:: WHAT TO PRODUCE ::
Return every line of the records below without changing a character, but leave out the pictures.

-- Start --

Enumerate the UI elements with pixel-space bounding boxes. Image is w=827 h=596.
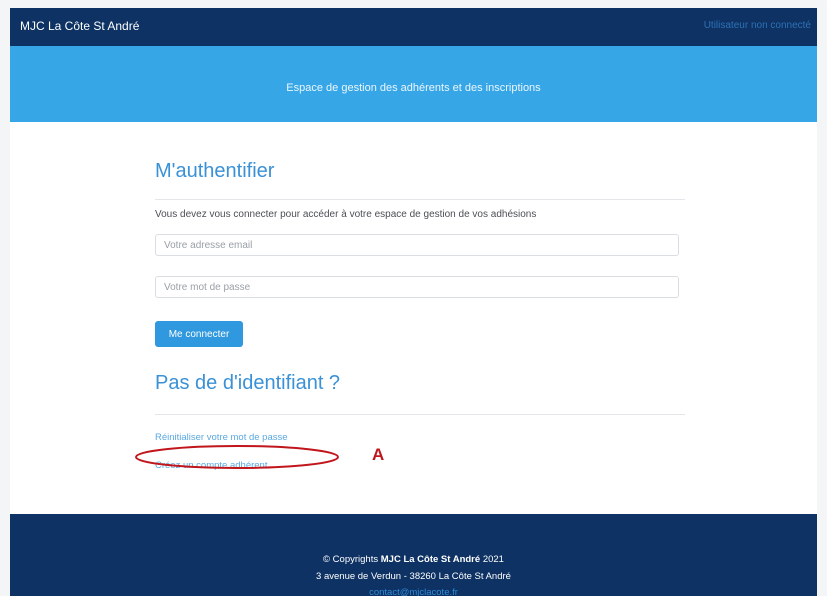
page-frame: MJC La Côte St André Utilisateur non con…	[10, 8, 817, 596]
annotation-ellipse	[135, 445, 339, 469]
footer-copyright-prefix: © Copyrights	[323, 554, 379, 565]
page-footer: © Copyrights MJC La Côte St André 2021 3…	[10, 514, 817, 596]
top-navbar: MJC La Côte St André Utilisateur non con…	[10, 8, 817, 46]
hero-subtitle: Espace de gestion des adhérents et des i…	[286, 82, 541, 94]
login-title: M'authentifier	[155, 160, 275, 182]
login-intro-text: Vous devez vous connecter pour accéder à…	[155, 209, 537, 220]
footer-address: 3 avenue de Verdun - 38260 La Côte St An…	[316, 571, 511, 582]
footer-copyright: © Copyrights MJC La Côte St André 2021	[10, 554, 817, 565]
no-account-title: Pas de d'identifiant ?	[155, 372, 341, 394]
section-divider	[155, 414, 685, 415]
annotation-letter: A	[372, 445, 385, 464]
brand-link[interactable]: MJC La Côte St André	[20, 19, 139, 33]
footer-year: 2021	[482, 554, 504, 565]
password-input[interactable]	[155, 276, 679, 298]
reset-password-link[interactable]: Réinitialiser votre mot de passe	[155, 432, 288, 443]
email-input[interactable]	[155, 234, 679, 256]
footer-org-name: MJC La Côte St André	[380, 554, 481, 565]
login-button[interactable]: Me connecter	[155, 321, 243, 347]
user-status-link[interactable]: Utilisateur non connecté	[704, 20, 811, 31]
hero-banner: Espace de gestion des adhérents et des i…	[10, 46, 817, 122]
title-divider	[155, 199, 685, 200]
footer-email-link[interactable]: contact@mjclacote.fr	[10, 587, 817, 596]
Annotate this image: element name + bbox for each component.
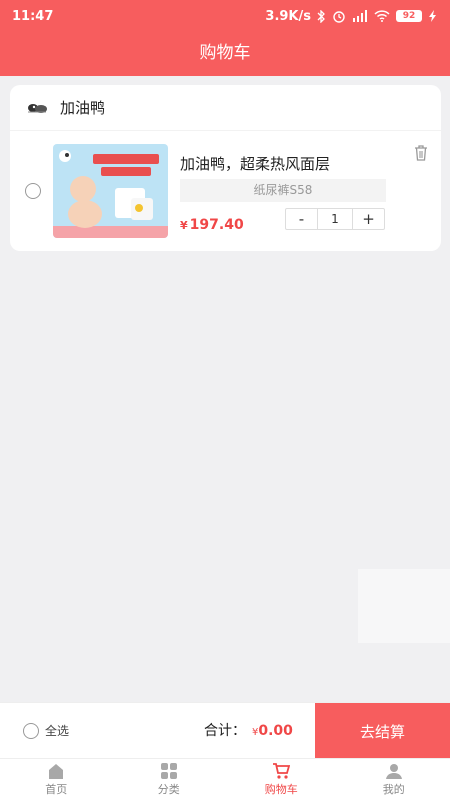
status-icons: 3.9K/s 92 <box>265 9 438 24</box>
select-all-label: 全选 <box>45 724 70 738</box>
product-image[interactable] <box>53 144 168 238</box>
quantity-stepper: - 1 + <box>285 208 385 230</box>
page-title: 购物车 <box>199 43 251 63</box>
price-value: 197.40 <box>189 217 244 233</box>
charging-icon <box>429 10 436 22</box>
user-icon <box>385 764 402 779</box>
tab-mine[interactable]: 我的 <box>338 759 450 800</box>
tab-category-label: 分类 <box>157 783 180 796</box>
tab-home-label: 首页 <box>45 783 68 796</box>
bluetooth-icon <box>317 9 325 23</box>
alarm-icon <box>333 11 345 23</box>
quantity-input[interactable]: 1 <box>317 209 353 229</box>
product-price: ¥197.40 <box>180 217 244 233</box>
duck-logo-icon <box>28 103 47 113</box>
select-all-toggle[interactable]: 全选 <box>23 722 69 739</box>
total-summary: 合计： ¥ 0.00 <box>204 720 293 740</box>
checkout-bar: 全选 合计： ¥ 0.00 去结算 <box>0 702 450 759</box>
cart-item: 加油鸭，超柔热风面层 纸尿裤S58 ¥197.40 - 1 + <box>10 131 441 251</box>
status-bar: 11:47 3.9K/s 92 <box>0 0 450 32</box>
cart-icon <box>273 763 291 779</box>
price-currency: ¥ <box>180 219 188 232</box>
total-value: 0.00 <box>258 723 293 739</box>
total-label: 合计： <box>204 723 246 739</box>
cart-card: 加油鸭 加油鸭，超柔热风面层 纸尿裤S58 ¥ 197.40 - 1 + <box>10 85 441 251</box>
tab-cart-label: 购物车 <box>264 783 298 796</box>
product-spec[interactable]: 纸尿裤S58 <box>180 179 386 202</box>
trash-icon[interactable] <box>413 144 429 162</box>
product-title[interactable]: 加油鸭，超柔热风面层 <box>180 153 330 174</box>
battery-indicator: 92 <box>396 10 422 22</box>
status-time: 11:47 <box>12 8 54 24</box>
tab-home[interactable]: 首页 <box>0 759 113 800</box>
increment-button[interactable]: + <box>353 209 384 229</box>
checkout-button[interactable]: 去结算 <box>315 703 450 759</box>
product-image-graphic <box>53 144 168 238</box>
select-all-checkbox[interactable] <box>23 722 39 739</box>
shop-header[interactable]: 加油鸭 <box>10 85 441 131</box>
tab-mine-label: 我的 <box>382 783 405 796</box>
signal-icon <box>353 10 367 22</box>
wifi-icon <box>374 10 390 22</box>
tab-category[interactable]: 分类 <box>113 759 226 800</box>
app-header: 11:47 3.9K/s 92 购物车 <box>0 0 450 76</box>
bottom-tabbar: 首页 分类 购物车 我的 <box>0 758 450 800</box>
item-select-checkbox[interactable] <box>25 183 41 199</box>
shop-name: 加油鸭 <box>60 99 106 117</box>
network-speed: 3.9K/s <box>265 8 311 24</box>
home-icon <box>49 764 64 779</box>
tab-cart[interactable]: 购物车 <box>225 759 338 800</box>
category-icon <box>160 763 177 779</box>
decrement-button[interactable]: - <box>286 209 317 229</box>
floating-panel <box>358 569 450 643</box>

-- End --

:: PROBLEM SOLUTION ::
Enumerate the UI elements with pixel-space bounding boxes. Image is w=827 h=596.
page-frame: MJC La Côte St André Utilisateur non con…	[10, 8, 817, 596]
annotation-ellipse	[135, 445, 339, 469]
footer-copyright-prefix: © Copyrights	[323, 554, 379, 565]
page-footer: © Copyrights MJC La Côte St André 2021 3…	[10, 514, 817, 596]
top-navbar: MJC La Côte St André Utilisateur non con…	[10, 8, 817, 46]
hero-subtitle: Espace de gestion des adhérents et des i…	[286, 82, 541, 94]
login-title: M'authentifier	[155, 160, 275, 182]
login-intro-text: Vous devez vous connecter pour accéder à…	[155, 209, 537, 220]
footer-address: 3 avenue de Verdun - 38260 La Côte St An…	[316, 571, 511, 582]
footer-copyright: © Copyrights MJC La Côte St André 2021	[10, 554, 817, 565]
no-account-title: Pas de d'identifiant ?	[155, 372, 341, 394]
section-divider	[155, 414, 685, 415]
annotation-letter: A	[372, 445, 385, 464]
brand-link[interactable]: MJC La Côte St André	[20, 19, 139, 33]
footer-year: 2021	[482, 554, 504, 565]
password-input[interactable]	[155, 276, 679, 298]
reset-password-link[interactable]: Réinitialiser votre mot de passe	[155, 432, 288, 443]
email-input[interactable]	[155, 234, 679, 256]
footer-org-name: MJC La Côte St André	[380, 554, 481, 565]
login-button[interactable]: Me connecter	[155, 321, 243, 347]
user-status-link[interactable]: Utilisateur non connecté	[704, 20, 811, 31]
hero-banner: Espace de gestion des adhérents et des i…	[10, 46, 817, 122]
title-divider	[155, 199, 685, 200]
footer-email-link[interactable]: contact@mjclacote.fr	[10, 587, 817, 596]
Annotate this image: element name + bbox for each component.
status-icons: 3.9K/s 92 <box>265 9 438 24</box>
select-all-label: 全选 <box>45 724 70 738</box>
product-image[interactable] <box>53 144 168 238</box>
quantity-stepper: - 1 + <box>285 208 385 230</box>
page-title: 购物车 <box>199 43 251 63</box>
price-value: 197.40 <box>189 217 244 233</box>
charging-icon <box>429 10 436 22</box>
user-icon <box>385 764 402 779</box>
tab-mine[interactable]: 我的 <box>338 759 450 800</box>
tab-category-label: 分类 <box>157 783 180 796</box>
tab-home-label: 首页 <box>45 783 68 796</box>
bluetooth-icon <box>317 9 325 23</box>
alarm-icon <box>333 11 345 23</box>
quantity-input[interactable]: 1 <box>317 209 353 229</box>
product-price: ¥197.40 <box>180 217 244 233</box>
duck-logo-icon <box>28 103 47 113</box>
select-all-toggle[interactable]: 全选 <box>23 722 69 739</box>
total-summary: 合计： ¥ 0.00 <box>204 720 293 740</box>
checkout-bar: 全选 合计： ¥ 0.00 去结算 <box>0 702 450 759</box>
cart-item: 加油鸭，超柔热风面层 纸尿裤S58 ¥197.40 - 1 + <box>10 131 441 251</box>
status-bar: 11:47 3.9K/s 92 <box>0 0 450 32</box>
cart-icon <box>273 763 291 779</box>
price-currency: ¥ <box>180 219 188 232</box>
total-value: 0.00 <box>258 723 293 739</box>
total-label: 合计： <box>204 723 246 739</box>
cart-card: 加油鸭 加油鸭，超柔热风面层 纸尿裤S58 ¥ 197.40 - 1 + <box>10 85 441 251</box>
tab-cart-label: 购物车 <box>264 783 298 796</box>
product-spec[interactable]: 纸尿裤S58 <box>180 179 386 202</box>
trash-icon[interactable] <box>413 144 429 162</box>
product-title[interactable]: 加油鸭，超柔热风面层 <box>180 153 330 174</box>
battery-indicator: 92 <box>396 10 422 22</box>
status-time: 11:47 <box>12 8 54 24</box>
tab-home[interactable]: 首页 <box>0 759 113 800</box>
increment-button[interactable]: + <box>353 209 384 229</box>
checkout-button[interactable]: 去结算 <box>315 703 450 759</box>
product-image-graphic <box>53 144 168 238</box>
select-all-checkbox[interactable] <box>23 722 39 739</box>
shop-header[interactable]: 加油鸭 <box>10 85 441 131</box>
tab-mine-label: 我的 <box>382 783 405 796</box>
signal-icon <box>353 10 367 22</box>
wifi-icon <box>374 10 390 22</box>
tab-category[interactable]: 分类 <box>113 759 226 800</box>
app-header: 11:47 3.9K/s 92 购物车 <box>0 0 450 76</box>
bottom-tabbar: 首页 分类 购物车 我的 <box>0 758 450 800</box>
item-select-checkbox[interactable] <box>25 183 41 199</box>
shop-name: 加油鸭 <box>60 99 106 117</box>
network-speed: 3.9K/s <box>265 8 311 24</box>
home-icon <box>49 764 64 779</box>
tab-cart[interactable]: 购物车 <box>225 759 338 800</box>
category-icon <box>160 763 177 779</box>
decrement-button[interactable]: - <box>286 209 317 229</box>
floating-panel <box>358 569 450 643</box>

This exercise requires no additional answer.